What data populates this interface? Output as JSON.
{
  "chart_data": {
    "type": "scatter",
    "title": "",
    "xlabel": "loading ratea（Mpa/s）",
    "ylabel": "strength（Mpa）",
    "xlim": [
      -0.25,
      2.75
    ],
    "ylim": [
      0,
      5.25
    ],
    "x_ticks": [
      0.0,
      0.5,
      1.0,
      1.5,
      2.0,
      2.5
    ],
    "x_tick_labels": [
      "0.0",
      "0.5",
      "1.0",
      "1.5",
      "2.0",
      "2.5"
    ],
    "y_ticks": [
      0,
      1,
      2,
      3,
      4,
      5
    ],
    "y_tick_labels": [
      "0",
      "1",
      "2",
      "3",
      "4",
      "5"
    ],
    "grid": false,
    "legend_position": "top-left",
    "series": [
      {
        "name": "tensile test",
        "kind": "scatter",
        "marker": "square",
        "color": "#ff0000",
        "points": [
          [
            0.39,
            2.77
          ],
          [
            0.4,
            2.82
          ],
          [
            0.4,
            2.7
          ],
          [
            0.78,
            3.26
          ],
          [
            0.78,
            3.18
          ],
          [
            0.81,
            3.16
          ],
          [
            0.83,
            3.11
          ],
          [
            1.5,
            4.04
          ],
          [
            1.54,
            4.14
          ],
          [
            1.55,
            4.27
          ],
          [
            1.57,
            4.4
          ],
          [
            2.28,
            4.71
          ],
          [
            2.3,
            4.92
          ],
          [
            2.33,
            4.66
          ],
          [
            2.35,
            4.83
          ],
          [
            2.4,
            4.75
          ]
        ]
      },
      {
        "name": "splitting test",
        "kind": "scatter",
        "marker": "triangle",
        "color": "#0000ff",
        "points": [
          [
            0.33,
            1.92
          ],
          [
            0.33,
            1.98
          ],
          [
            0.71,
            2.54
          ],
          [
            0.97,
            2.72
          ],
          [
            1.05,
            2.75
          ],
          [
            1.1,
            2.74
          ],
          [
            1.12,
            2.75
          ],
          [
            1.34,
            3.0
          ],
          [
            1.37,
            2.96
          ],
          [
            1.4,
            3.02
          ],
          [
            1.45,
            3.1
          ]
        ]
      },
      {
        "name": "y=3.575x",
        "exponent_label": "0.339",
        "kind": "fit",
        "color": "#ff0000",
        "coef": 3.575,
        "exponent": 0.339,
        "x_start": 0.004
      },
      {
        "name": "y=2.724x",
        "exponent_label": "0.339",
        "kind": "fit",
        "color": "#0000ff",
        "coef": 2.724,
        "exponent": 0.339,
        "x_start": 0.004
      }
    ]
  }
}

──────

• _EXERCISE BRIEF_:
Restate the data above word for word.

• _EXPECTED OUTPUT_:
What data populates this interface? Output as JSON.
{
  "chart_data": {
    "type": "scatter",
    "title": "",
    "xlabel": "loading ratea（Mpa/s）",
    "ylabel": "strength（Mpa）",
    "xlim": [
      -0.25,
      2.75
    ],
    "ylim": [
      0,
      5.25
    ],
    "x_ticks": [
      0.0,
      0.5,
      1.0,
      1.5,
      2.0,
      2.5
    ],
    "x_tick_labels": [
      "0.0",
      "0.5",
      "1.0",
      "1.5",
      "2.0",
      "2.5"
    ],
    "y_ticks": [
      0,
      1,
      2,
      3,
      4,
      5
    ],
    "y_tick_labels": [
      "0",
      "1",
      "2",
      "3",
      "4",
      "5"
    ],
    "grid": false,
    "legend_position": "top-left",
    "series": [
      {
        "name": "tensile test",
        "kind": "scatter",
        "marker": "square",
        "color": "#ff0000",
        "points": [
          [
            0.39,
            2.77
          ],
          [
            0.4,
            2.82
          ],
          [
            0.4,
            2.7
          ],
          [
            0.78,
            3.26
          ],
          [
            0.78,
            3.18
          ],
          [
            0.81,
            3.16
          ],
          [
            0.83,
            3.11
          ],
          [
            1.5,
            4.04
          ],
          [
            1.54,
            4.14
          ],
          [
            1.55,
            4.27
          ],
          [
            1.57,
            4.4
          ],
          [
            2.28,
            4.71
          ],
          [
            2.3,
            4.92
          ],
          [
            2.33,
            4.66
          ],
          [
            2.35,
            4.83
          ],
          [
            2.4,
            4.75
          ]
        ]
      },
      {
        "name": "splitting test",
        "kind": "scatter",
        "marker": "triangle",
        "color": "#0000ff",
        "points": [
          [
            0.33,
            1.92
          ],
          [
            0.33,
            1.98
          ],
          [
            0.71,
            2.54
          ],
          [
            0.97,
            2.72
          ],
          [
            1.05,
            2.75
          ],
          [
            1.1,
            2.74
          ],
          [
            1.12,
            2.75
          ],
          [
            1.34,
            3.0
          ],
          [
            1.37,
            2.96
          ],
          [
            1.4,
            3.02
          ],
          [
            1.45,
            3.1
          ]
        ]
      },
      {
        "name": "y=3.575x",
        "exponent_label": "0.339",
        "kind": "fit",
        "color": "#ff0000",
        "coef": 3.575,
        "exponent": 0.339,
        "x_start": 0.004
      },
      {
        "name": "y=2.724x",
        "exponent_label": "0.339",
        "kind": "fit",
        "color": "#0000ff",
        "coef": 2.724,
        "exponent": 0.339,
        "x_start": 0.004
      }
    ]
  }
}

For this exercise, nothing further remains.